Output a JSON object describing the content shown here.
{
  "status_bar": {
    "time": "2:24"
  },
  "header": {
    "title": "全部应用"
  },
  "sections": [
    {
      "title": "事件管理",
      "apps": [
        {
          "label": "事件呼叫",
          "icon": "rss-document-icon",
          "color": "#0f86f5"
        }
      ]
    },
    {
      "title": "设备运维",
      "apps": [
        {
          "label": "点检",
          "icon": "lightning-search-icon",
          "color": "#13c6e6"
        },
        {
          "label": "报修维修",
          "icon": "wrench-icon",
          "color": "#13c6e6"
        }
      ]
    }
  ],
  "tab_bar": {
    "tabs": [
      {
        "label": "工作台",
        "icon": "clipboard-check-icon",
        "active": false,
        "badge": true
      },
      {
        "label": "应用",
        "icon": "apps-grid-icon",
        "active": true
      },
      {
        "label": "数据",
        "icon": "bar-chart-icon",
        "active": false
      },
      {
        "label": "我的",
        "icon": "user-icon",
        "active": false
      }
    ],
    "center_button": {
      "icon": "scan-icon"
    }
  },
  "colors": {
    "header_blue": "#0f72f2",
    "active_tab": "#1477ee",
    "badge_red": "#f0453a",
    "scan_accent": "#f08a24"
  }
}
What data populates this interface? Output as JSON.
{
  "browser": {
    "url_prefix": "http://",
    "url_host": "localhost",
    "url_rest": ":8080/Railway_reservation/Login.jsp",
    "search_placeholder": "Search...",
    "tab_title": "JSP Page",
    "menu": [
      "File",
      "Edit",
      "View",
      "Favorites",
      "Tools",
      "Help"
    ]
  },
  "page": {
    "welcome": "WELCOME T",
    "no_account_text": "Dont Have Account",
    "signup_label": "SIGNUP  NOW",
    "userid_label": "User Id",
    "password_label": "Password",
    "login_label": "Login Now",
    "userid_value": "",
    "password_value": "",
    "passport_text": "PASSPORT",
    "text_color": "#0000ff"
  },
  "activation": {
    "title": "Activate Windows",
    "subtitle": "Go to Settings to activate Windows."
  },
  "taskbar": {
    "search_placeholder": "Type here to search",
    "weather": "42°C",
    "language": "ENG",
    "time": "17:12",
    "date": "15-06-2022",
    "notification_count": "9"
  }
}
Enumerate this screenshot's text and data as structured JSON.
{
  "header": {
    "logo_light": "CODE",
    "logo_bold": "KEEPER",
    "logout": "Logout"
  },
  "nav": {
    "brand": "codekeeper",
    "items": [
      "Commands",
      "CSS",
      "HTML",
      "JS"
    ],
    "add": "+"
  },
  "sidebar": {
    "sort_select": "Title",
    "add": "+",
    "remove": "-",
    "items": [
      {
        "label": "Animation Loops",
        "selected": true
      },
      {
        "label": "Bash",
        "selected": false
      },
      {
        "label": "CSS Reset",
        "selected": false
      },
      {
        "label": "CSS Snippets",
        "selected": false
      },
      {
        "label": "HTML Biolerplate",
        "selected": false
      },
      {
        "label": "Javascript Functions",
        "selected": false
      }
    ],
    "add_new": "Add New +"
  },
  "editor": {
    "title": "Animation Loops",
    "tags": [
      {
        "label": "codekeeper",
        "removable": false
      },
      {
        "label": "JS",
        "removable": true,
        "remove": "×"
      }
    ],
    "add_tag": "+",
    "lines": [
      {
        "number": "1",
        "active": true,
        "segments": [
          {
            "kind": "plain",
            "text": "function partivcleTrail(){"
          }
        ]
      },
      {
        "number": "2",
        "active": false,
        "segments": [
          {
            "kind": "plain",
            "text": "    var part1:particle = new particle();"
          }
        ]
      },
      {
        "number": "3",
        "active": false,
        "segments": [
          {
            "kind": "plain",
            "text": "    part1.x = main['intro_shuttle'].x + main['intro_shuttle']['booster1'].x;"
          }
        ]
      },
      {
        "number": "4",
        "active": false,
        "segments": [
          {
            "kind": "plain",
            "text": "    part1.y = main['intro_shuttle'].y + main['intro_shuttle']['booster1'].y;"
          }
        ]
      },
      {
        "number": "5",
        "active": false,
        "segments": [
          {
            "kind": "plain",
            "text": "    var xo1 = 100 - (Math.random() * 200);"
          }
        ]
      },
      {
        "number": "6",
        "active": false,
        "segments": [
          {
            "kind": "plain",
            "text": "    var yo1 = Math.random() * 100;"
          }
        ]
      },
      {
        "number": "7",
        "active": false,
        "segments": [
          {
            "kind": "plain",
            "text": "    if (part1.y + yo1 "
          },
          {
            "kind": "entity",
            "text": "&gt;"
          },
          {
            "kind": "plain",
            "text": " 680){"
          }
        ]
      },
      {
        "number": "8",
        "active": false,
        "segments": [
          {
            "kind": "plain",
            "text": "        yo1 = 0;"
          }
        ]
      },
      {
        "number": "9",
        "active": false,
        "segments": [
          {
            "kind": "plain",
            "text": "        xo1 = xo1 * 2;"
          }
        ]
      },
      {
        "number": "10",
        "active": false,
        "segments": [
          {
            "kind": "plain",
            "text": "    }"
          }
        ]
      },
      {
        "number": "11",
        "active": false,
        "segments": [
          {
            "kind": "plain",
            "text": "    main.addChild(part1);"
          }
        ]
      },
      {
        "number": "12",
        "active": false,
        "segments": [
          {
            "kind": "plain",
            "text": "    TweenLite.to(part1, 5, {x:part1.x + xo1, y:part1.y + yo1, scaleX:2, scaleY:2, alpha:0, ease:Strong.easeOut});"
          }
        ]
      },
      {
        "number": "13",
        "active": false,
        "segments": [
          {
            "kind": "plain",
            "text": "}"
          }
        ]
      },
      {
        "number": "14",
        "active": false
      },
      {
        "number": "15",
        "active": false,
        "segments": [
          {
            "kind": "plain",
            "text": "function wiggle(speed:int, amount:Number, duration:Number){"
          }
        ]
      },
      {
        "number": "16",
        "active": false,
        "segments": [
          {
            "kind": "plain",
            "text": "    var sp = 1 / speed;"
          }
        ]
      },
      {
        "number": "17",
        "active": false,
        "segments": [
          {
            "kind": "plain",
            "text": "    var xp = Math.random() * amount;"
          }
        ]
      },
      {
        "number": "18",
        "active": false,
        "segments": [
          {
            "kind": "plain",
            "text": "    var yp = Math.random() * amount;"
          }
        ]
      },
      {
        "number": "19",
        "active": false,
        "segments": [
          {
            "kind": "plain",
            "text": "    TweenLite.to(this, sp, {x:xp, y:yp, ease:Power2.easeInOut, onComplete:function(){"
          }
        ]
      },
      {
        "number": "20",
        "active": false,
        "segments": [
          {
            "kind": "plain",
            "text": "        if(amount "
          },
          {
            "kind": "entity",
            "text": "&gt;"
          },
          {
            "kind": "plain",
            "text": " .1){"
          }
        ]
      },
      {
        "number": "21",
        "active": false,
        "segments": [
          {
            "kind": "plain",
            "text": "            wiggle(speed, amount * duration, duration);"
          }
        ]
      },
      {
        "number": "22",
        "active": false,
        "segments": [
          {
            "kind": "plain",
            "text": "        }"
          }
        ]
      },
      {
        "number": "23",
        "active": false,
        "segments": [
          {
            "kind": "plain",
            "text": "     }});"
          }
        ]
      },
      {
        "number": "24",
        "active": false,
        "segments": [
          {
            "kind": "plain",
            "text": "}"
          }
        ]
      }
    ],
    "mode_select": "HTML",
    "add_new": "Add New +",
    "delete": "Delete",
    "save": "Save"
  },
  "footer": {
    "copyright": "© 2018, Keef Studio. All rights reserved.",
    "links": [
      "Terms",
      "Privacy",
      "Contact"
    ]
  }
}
______________________________
Retype every record above exactly as it appears.

Output a JSON object describing the content shown here.
{
  "status_bar": {
    "time": "2:24"
  },
  "header": {
    "title": "全部应用"
  },
  "sections": [
    {
      "title": "事件管理",
      "apps": [
        {
          "label": "事件呼叫",
          "icon": "rss-document-icon",
          "color": "#0f86f5"
        }
      ]
    },
    {
      "title": "设备运维",
      "apps": [
        {
          "label": "点检",
          "icon": "lightning-search-icon",
          "color": "#13c6e6"
        },
        {
          "label": "报修维修",
          "icon": "wrench-icon",
          "color": "#13c6e6"
        }
      ]
    }
  ],
  "tab_bar": {
    "tabs": [
      {
        "label": "工作台",
        "icon": "clipboard-check-icon",
        "active": false,
        "badge": true
      },
      {
        "label": "应用",
        "icon": "apps-grid-icon",
        "active": true
      },
      {
        "label": "数据",
        "icon": "bar-chart-icon",
        "active": false
      },
      {
        "label": "我的",
        "icon": "user-icon",
        "active": false
      }
    ],
    "center_button": {
      "icon": "scan-icon"
    }
  },
  "colors": {
    "header_blue": "#0f72f2",
    "active_tab": "#1477ee",
    "badge_red": "#f0453a",
    "scan_accent": "#f08a24"
  }
}
What data populates this interface? Output as JSON.
{
  "browser": {
    "url_prefix": "http://",
    "url_host": "localhost",
    "url_rest": ":8080/Railway_reservation/Login.jsp",
    "search_placeholder": "Search...",
    "tab_title": "JSP Page",
    "menu": [
      "File",
      "Edit",
      "View",
      "Favorites",
      "Tools",
      "Help"
    ]
  },
  "page": {
    "welcome": "WELCOME T",
    "no_account_text": "Dont Have Account",
    "signup_label": "SIGNUP  NOW",
    "userid_label": "User Id",
    "password_label": "Password",
    "login_label": "Login Now",
    "userid_value": "",
    "password_value": "",
    "passport_text": "PASSPORT",
    "text_color": "#0000ff"
  },
  "activation": {
    "title": "Activate Windows",
    "subtitle": "Go to Settings to activate Windows."
  },
  "taskbar": {
    "search_placeholder": "Type here to search",
    "weather": "42°C",
    "language": "ENG",
    "time": "17:12",
    "date": "15-06-2022",
    "notification_count": "9"
  }
}
Enumerate this screenshot's text and data as structured JSON.
{
  "header": {
    "logo_light": "CODE",
    "logo_bold": "KEEPER",
    "logout": "Logout"
  },
  "nav": {
    "brand": "codekeeper",
    "items": [
      "Commands",
      "CSS",
      "HTML",
      "JS"
    ],
    "add": "+"
  },
  "sidebar": {
    "sort_select": "Title",
    "add": "+",
    "remove": "-",
    "items": [
      {
        "label": "Animation Loops",
        "selected": true
      },
      {
        "label": "Bash",
        "selected": false
      },
      {
        "label": "CSS Reset",
        "selected": false
      },
      {
        "label": "CSS Snippets",
        "selected": false
      },
      {
        "label": "HTML Biolerplate",
        "selected": false
      },
      {
        "label": "Javascript Functions",
        "selected": false
      }
    ],
    "add_new": "Add New +"
  },
  "editor": {
    "title": "Animation Loops",
    "tags": [
      {
        "label": "codekeeper",
        "removable": false
      },
      {
        "label": "JS",
        "removable": true,
        "remove": "×"
      }
    ],
    "add_tag": "+",
    "lines": [
      {
        "number": "1",
        "active": true,
        "segments": [
          {
            "kind": "plain",
            "text": "function partivcleTrail(){"
          }
        ]
      },
      {
        "number": "2",
        "active": false,
        "segments": [
          {
            "kind": "plain",
            "text": "    var part1:particle = new particle();"
          }
        ]
      },
      {
        "number": "3",
        "active": false,
        "segments": [
          {
            "kind": "plain",
            "text": "    part1.x = main['intro_shuttle'].x + main['intro_shuttle']['booster1'].x;"
          }
        ]
      },
      {
        "number": "4",
        "active": false,
        "segments": [
          {
            "kind": "plain",
            "text": "    part1.y = main['intro_shuttle'].y + main['intro_shuttle']['booster1'].y;"
          }
        ]
      },
      {
        "number": "5",
        "active": false,
        "segments": [
          {
            "kind": "plain",
            "text": "    var xo1 = 100 - (Math.random() * 200);"
          }
        ]
      },
      {
        "number": "6",
        "active": false,
        "segments": [
          {
            "kind": "plain",
            "text": "    var yo1 = Math.random() * 100;"
          }
        ]
      },
      {
        "number": "7",
        "active": false,
        "segments": [
          {
            "kind": "plain",
            "text": "    if (part1.y + yo1 "
          },
          {
            "kind": "entity",
            "text": "&gt;"
          },
          {
            "kind": "plain",
            "text": " 680){"
          }
        ]
      },
      {
        "number": "8",
        "active": false,
        "segments": [
          {
            "kind": "plain",
            "text": "        yo1 = 0;"
          }
        ]
      },
      {
        "number": "9",
        "active": false,
        "segments": [
          {
            "kind": "plain",
            "text": "        xo1 = xo1 * 2;"
          }
        ]
      },
      {
        "number": "10",
        "active": false,
        "segments": [
          {
            "kind": "plain",
            "text": "    }"
          }
        ]
      },
      {
        "number": "11",
        "active": false,
        "segments": [
          {
            "kind": "plain",
            "text": "    main.addChild(part1);"
          }
        ]
      },
      {
        "number": "12",
        "active": false,
        "segments": [
          {
            "kind": "plain",
            "text": "    TweenLite.to(part1, 5, {x:part1.x + xo1, y:part1.y + yo1, scaleX:2, scaleY:2, alpha:0, ease:Strong.easeOut});"
          }
        ]
      },
      {
        "number": "13",
        "active": false,
        "segments": [
          {
            "kind": "plain",
            "text": "}"
          }
        ]
      },
      {
        "number": "14",
        "active": false
      },
      {
        "number": "15",
        "active": false,
        "segments": [
          {
            "kind": "plain",
            "text": "function wiggle(speed:int, amount:Number, duration:Number){"
          }
        ]
      },
      {
        "number": "16",
        "active": false,
        "segments": [
          {
            "kind": "plain",
            "text": "    var sp = 1 / speed;"
          }
        ]
      },
      {
        "number": "17",
        "active": false,
        "segments": [
          {
            "kind": "plain",
            "text": "    var xp = Math.random() * amount;"
          }
        ]
      },
      {
        "number": "18",
        "active": false,
        "segments": [
          {
            "kind": "plain",
            "text": "    var yp = Math.random() * amount;"
          }
        ]
      },
      {
        "number": "19",
        "active": false,
        "segments": [
          {
            "kind": "plain",
            "text": "    TweenLite.to(this, sp, {x:xp, y:yp, ease:Power2.easeInOut, onComplete:function(){"
          }
        ]
      },
      {
        "number": "20",
        "active": false,
        "segments": [
          {
            "kind": "plain",
            "text": "        if(amount "
          },
          {
            "kind": "entity",
            "text": "&gt;"
          },
          {
            "kind": "plain",
            "text": " .1){"
          }
        ]
      },
      {
        "number": "21",
        "active": false,
        "segments": [
          {
            "kind": "plain",
            "text": "            wiggle(speed, amount * duration, duration);"
          }
        ]
      },
      {
        "number": "22",
        "active": false,
        "segments": [
          {
            "kind": "plain",
            "text": "        }"
          }
        ]
      },
      {
        "number": "23",
        "active": false,
        "segments": [
          {
            "kind": "plain",
            "text": "     }});"
          }
        ]
      },
      {
        "number": "24",
        "active": false,
        "segments": [
          {
            "kind": "plain",
            "text": "}"
          }
        ]
      }
    ],
    "mode_select": "HTML",
    "add_new": "Add New +",
    "delete": "Delete",
    "save": "Save"
  },
  "footer": {
    "copyright": "© 2018, Keef Studio. All rights reserved.",
    "links": [
      "Terms",
      "Privacy",
      "Contact"
    ]
  }
}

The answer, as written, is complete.